The constructionist approaches to language have fundamentally changed the vision of PUs, because of the proposed continuum between lexicon and syntax, the constructicon [9, 11]: all language sequences are basically of the same type, as they are all constructions, ranging from very schematic and abstract constructions such as the passive, to substantive or specific constructions (morphemes and words), some of which are complex (idioms, i.e. PUs). According to this approach, PUs are in no fundamental way different from ordinary words of from syntactic constructions; on the opposite, as pointed out by [23], all constructions are in a sense idioms. Thus, partially schematic complex constructions (e.g. X SPILL the beans (on/about Y)) are traditionally labelled idioms (or PUs), but this is for [23] simply due to the fact that such constructions make the effects of idiomatic variation very clear, the main point being that they are not fundamentally different from other constructions.

An even more radical view is taken by [7]: all constructions are language-specific, and categories are besides construction-specific. On the basis of a rigorous analysis of various languages of the world, the author comes to the conclusion that there is no such thing as, for instance, a universal passive construction (similarities can only occur between cognate languages) or a universal verb category.

Those fascinating and challenging insights were not only gained through introspection and comparison of relevant examples, but also by means of rigorous psycholinguistic experiments, and were besides confirmed by the collostructional approach.

This methodology [14, 15, 21], makes it possible to quantify association strength in and between constructions, and is derived from collocational approaches used in corpus linguistics. For instance, [21] shows that there is a statistical association between verbs and Argument Structure constructions and that verbs display very different association strengths within those constructions.

In constructionist approaches, grammar is conceived as a network of constructions, of which the nature is largely probabilistic [8, 21].

Supplied records:

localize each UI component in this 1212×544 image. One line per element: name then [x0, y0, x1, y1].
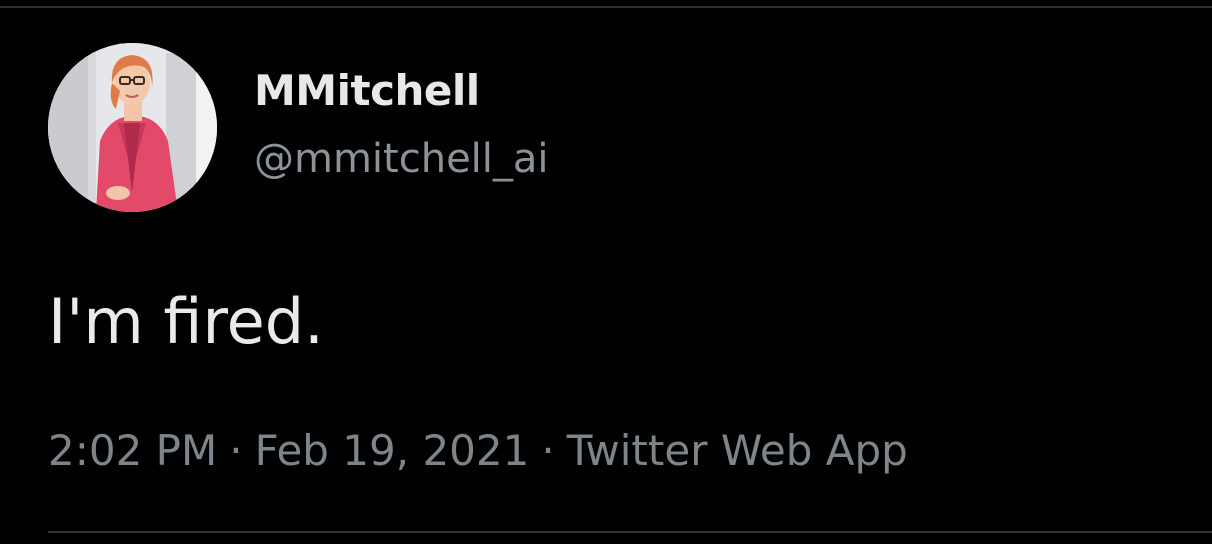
tweet-metadata: 2:02 PM · Feb 19, 2021 · Twitter Web App	[48, 423, 908, 479]
author-display-name[interactable]: MMitchell	[254, 64, 480, 118]
avatar[interactable]	[48, 43, 217, 212]
tweet-source[interactable]: Twitter Web App	[567, 426, 908, 475]
author-handle[interactable]: @mmitchell_ai	[254, 132, 549, 186]
avatar-photo	[48, 43, 217, 212]
metadata-separator: ·	[229, 426, 243, 475]
bottom-divider	[48, 531, 1212, 533]
tweet-text: I'm fired.	[48, 285, 324, 358]
tweet-date[interactable]: Feb 19, 2021	[255, 426, 530, 475]
tweet[interactable]: MMitchell @mmitchell_ai I'm fired. 2:02 …	[0, 0, 1212, 544]
metadata-separator: ·	[541, 426, 555, 475]
tweet-time[interactable]: 2:02 PM	[48, 426, 217, 475]
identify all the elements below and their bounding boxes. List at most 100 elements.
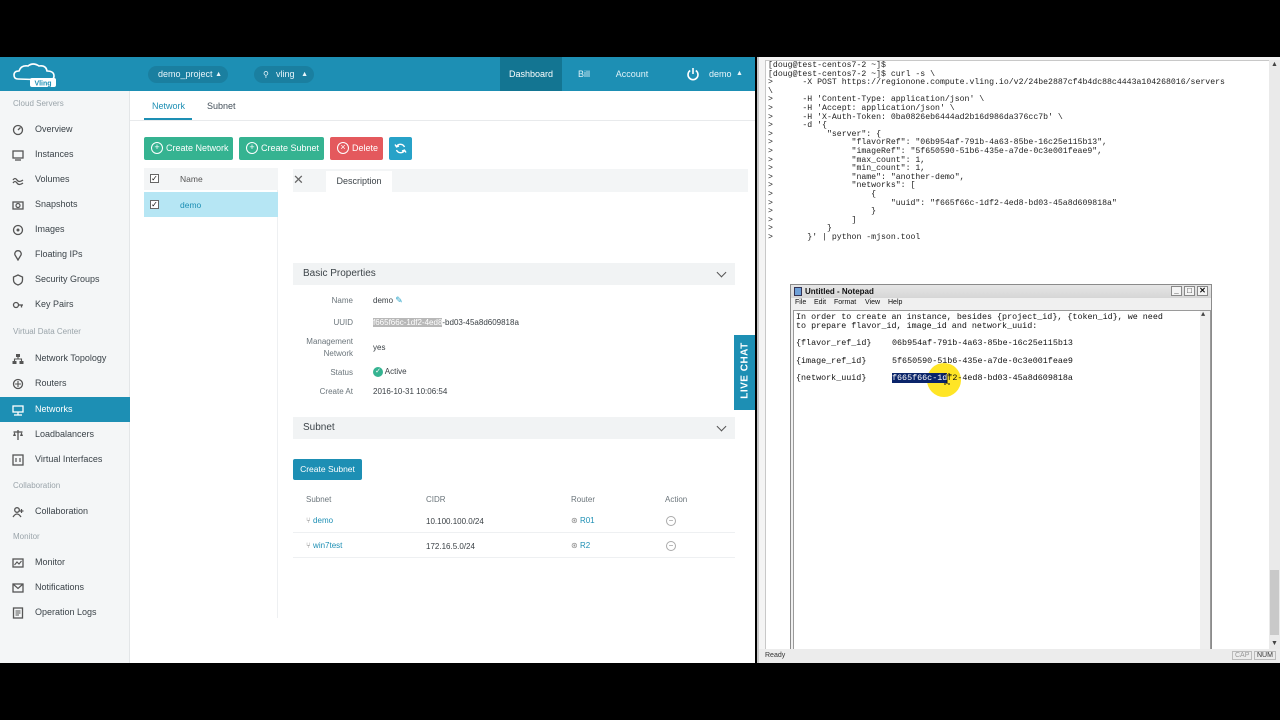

Instruction 1:
Answer these questions using the passage on constructionist approaches to language.
(a) What example of a partially schematic complex construction does the passage give?
(b) According to [7], between which languages can similarities in a passive construction occur?
(c) How is grammar conceived in constructionist approaches?
Instruction 2: Translate this sentence from the passage on constructionist approaches into French: "In constructionist approaches, grammar is conceived as a network of constructions, of which the nature is largely probabilistic [8, 21]."
Instruction 3: Continue the passage on constructionist approaches to language from the point where it stops.

Expected output 1:
(a) X SPILL the beans (on/about Y)
(b) Only between cognate languages.
(c) As a network of constructions whose nature is largely probabilistic.

Expected output 2: Dans les approches constructionnistes, la grammaire est conçue comme un réseau de constructions, dont la nature est largement probabiliste [8, 21].

Expected output 3:
These theoretical and practical issues were the starting point of the IdiomSearch experiment. In this paper, a summary is given of its methodology, main results, and possible further developments.

2 Methodology

In order to gain fresh insights into both the practical aspects and the theoretical underpinnings of extracting PUs from corpora, we chose to use a big data approach. In the first place, it has been demonstrated by several studies such as [5, 19] that large linguistic corpora (of 100 million tokens or more) are necessary in order to be confronted with various examples of the most common PUs. Besides, as pointed out by [13], the dispersion across corpora has not sufficiently been taken into account, and many studies are of a very limited scope, as opposed to the huge number of PUs in a single language.

[13] also lays stress on additional limitations of current methods for extracting PUs from a corpus: most statistical measures are not directional (they consider that you and you that as the same PU), they are not easy to reconcile with psycholinguistic or cognitive principles, and they are not easily extendable to longer sequences such as trigrams, fourgrams, let alone 6-grams.

Within the framework of the IdiomSearch experiment, it was therefore decided to use the cpr-score (Corpus Proximity Ratio) described in [6]. This experimental score is non-parametric and directional, as it is derived from information retrieval [1], and more specifically from metric clustering techniques (Fig. 1):

Fig. 1.
figure 1

The cpr-score

It basically corresponds to the average distance between the component grams of an n-gram, given a window W, set between 20 and 50 tokens according to the language. In order to compute it, it suffices to keep a trace of all the offsets (positions in the text file) of the n-gram and its component grams in a corpus. For instance, the PU spill the beans occurs 14 times on a 200 million token web corpus of English; this exact frequency is then divided by the frequency of spill the beans within a window of a maximum of 20 tokens between the grams, which yields 15 occurrences. Dividing 14 by 15 gives a cpr-score of 0.93. The significance threshold for PUs has been set experimentally at 0.40, while scores as low as 0.065 still yield partly fixed phrases or elements of phrases, as explained in [6].

Bigrams such as easy rider, New York, sharp criticism etc. are easy to explain to informants having to evaluate the results of automatic extraction. Once the level of trigram is reached, and in particular for longer n-grams, making clear to non-linguists what we mean exactly by PUs (or collocations, or formulas and so on) is not an easy matter, especially if the diversity of languages is taken into account.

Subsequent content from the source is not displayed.